GIVEN RECORDS
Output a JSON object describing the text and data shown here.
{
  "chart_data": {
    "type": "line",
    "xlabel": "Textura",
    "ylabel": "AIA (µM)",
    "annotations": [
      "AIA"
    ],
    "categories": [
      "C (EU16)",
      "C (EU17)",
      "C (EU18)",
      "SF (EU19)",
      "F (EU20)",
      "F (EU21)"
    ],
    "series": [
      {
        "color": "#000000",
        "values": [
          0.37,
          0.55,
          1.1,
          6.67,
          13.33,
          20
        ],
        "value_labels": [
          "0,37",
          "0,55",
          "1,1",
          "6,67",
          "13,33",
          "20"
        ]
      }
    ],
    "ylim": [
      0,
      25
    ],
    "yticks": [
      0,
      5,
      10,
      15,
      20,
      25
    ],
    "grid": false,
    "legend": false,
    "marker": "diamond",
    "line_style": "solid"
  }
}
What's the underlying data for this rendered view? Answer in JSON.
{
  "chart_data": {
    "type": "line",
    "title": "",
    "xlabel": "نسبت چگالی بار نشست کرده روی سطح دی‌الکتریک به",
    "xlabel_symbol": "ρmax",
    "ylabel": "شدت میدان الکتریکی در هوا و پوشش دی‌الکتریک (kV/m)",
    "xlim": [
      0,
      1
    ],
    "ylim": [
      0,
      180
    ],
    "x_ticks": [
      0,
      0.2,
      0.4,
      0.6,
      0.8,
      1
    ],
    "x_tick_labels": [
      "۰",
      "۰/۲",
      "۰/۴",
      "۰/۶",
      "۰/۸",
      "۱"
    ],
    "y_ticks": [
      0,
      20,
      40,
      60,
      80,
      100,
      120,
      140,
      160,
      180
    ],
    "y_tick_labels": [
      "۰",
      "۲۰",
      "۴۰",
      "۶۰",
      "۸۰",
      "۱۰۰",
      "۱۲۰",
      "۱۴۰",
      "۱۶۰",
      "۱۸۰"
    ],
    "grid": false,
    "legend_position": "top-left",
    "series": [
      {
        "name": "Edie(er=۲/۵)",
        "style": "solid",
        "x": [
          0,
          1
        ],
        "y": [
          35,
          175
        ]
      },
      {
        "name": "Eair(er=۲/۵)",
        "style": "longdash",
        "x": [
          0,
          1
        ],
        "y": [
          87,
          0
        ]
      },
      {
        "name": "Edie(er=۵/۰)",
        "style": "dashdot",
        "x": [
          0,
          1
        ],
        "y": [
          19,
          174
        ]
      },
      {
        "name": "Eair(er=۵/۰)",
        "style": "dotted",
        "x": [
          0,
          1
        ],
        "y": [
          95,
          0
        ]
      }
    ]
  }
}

WRITTEN INSTRUCTION
Write the complete data out, exactly as above.

RESULT
Output a JSON object describing the text and data shown here.
{
  "chart_data": {
    "type": "line",
    "xlabel": "Textura",
    "ylabel": "AIA (µM)",
    "annotations": [
      "AIA"
    ],
    "categories": [
      "C (EU16)",
      "C (EU17)",
      "C (EU18)",
      "SF (EU19)",
      "F (EU20)",
      "F (EU21)"
    ],
    "series": [
      {
        "color": "#000000",
        "values": [
          0.37,
          0.55,
          1.1,
          6.67,
          13.33,
          20
        ],
        "value_labels": [
          "0,37",
          "0,55",
          "1,1",
          "6,67",
          "13,33",
          "20"
        ]
      }
    ],
    "ylim": [
      0,
      25
    ],
    "yticks": [
      0,
      5,
      10,
      15,
      20,
      25
    ],
    "grid": false,
    "legend": false,
    "marker": "diamond",
    "line_style": "solid"
  }
}
What's the underlying data for this rendered view? Answer in JSON.
{
  "chart_data": {
    "type": "line",
    "title": "",
    "xlabel": "نسبت چگالی بار نشست کرده روی سطح دی‌الکتریک به",
    "xlabel_symbol": "ρmax",
    "ylabel": "شدت میدان الکتریکی در هوا و پوشش دی‌الکتریک (kV/m)",
    "xlim": [
      0,
      1
    ],
    "ylim": [
      0,
      180
    ],
    "x_ticks": [
      0,
      0.2,
      0.4,
      0.6,
      0.8,
      1
    ],
    "x_tick_labels": [
      "۰",
      "۰/۲",
      "۰/۴",
      "۰/۶",
      "۰/۸",
      "۱"
    ],
    "y_ticks": [
      0,
      20,
      40,
      60,
      80,
      100,
      120,
      140,
      160,
      180
    ],
    "y_tick_labels": [
      "۰",
      "۲۰",
      "۴۰",
      "۶۰",
      "۸۰",
      "۱۰۰",
      "۱۲۰",
      "۱۴۰",
      "۱۶۰",
      "۱۸۰"
    ],
    "grid": false,
    "legend_position": "top-left",
    "series": [
      {
        "name": "Edie(er=۲/۵)",
        "style": "solid",
        "x": [
          0,
          1
        ],
        "y": [
          35,
          175
        ]
      },
      {
        "name": "Eair(er=۲/۵)",
        "style": "longdash",
        "x": [
          0,
          1
        ],
        "y": [
          87,
          0
        ]
      },
      {
        "name": "Edie(er=۵/۰)",
        "style": "dashdot",
        "x": [
          0,
          1
        ],
        "y": [
          19,
          174
        ]
      },
      {
        "name": "Eair(er=۵/۰)",
        "style": "dotted",
        "x": [
          0,
          1
        ],
        "y": [
          95,
          0
        ]
      }
    ]
  }
}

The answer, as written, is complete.